* Stated exercise *
Copy the data below exactly.

++++++++++++++++++++

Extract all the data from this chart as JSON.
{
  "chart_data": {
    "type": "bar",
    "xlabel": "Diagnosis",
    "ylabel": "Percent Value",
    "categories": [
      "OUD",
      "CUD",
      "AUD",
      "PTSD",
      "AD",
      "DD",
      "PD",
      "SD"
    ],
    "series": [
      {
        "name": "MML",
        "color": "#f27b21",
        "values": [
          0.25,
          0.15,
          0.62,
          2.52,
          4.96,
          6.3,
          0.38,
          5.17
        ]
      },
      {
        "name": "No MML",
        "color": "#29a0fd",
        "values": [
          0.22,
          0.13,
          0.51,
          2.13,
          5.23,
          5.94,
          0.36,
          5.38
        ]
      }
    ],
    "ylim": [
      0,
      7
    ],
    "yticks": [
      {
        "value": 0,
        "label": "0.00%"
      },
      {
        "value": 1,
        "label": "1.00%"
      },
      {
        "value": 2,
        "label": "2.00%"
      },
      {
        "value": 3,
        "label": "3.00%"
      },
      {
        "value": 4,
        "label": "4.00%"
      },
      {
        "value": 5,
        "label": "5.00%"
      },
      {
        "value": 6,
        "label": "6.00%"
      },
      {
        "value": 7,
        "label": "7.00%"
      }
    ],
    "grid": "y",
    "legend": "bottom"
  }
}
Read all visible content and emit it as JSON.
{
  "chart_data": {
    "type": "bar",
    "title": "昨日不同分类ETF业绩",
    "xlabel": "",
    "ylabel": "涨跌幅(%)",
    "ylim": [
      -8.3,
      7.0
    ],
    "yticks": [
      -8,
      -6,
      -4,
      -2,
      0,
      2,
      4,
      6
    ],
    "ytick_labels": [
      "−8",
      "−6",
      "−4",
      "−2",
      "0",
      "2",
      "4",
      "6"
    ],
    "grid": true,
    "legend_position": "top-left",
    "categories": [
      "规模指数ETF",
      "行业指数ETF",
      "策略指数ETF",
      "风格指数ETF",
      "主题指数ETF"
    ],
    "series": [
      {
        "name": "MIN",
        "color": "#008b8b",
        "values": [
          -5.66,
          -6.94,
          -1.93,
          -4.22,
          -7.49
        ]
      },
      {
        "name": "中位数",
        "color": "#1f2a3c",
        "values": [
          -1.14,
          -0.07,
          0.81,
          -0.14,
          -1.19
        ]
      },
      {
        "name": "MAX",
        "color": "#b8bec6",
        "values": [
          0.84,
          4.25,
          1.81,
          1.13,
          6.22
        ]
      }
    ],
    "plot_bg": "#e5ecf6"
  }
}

++++++++++++++++++++

* Full solution *
Extract all the data from this chart as JSON.
{
  "chart_data": {
    "type": "bar",
    "xlabel": "Diagnosis",
    "ylabel": "Percent Value",
    "categories": [
      "OUD",
      "CUD",
      "AUD",
      "PTSD",
      "AD",
      "DD",
      "PD",
      "SD"
    ],
    "series": [
      {
        "name": "MML",
        "color": "#f27b21",
        "values": [
          0.25,
          0.15,
          0.62,
          2.52,
          4.96,
          6.3,
          0.38,
          5.17
        ]
      },
      {
        "name": "No MML",
        "color": "#29a0fd",
        "values": [
          0.22,
          0.13,
          0.51,
          2.13,
          5.23,
          5.94,
          0.36,
          5.38
        ]
      }
    ],
    "ylim": [
      0,
      7
    ],
    "yticks": [
      {
        "value": 0,
        "label": "0.00%"
      },
      {
        "value": 1,
        "label": "1.00%"
      },
      {
        "value": 2,
        "label": "2.00%"
      },
      {
        "value": 3,
        "label": "3.00%"
      },
      {
        "value": 4,
        "label": "4.00%"
      },
      {
        "value": 5,
        "label": "5.00%"
      },
      {
        "value": 6,
        "label": "6.00%"
      },
      {
        "value": 7,
        "label": "7.00%"
      }
    ],
    "grid": "y",
    "legend": "bottom"
  }
}
Read all visible content and emit it as JSON.
{
  "chart_data": {
    "type": "bar",
    "title": "昨日不同分类ETF业绩",
    "xlabel": "",
    "ylabel": "涨跌幅(%)",
    "ylim": [
      -8.3,
      7.0
    ],
    "yticks": [
      -8,
      -6,
      -4,
      -2,
      0,
      2,
      4,
      6
    ],
    "ytick_labels": [
      "−8",
      "−6",
      "−4",
      "−2",
      "0",
      "2",
      "4",
      "6"
    ],
    "grid": true,
    "legend_position": "top-left",
    "categories": [
      "规模指数ETF",
      "行业指数ETF",
      "策略指数ETF",
      "风格指数ETF",
      "主题指数ETF"
    ],
    "series": [
      {
        "name": "MIN",
        "color": "#008b8b",
        "values": [
          -5.66,
          -6.94,
          -1.93,
          -4.22,
          -7.49
        ]
      },
      {
        "name": "中位数",
        "color": "#1f2a3c",
        "values": [
          -1.14,
          -0.07,
          0.81,
          -0.14,
          -1.19
        ]
      },
      {
        "name": "MAX",
        "color": "#b8bec6",
        "values": [
          0.84,
          4.25,
          1.81,
          1.13,
          6.22
        ]
      }
    ],
    "plot_bg": "#e5ecf6"
  }
}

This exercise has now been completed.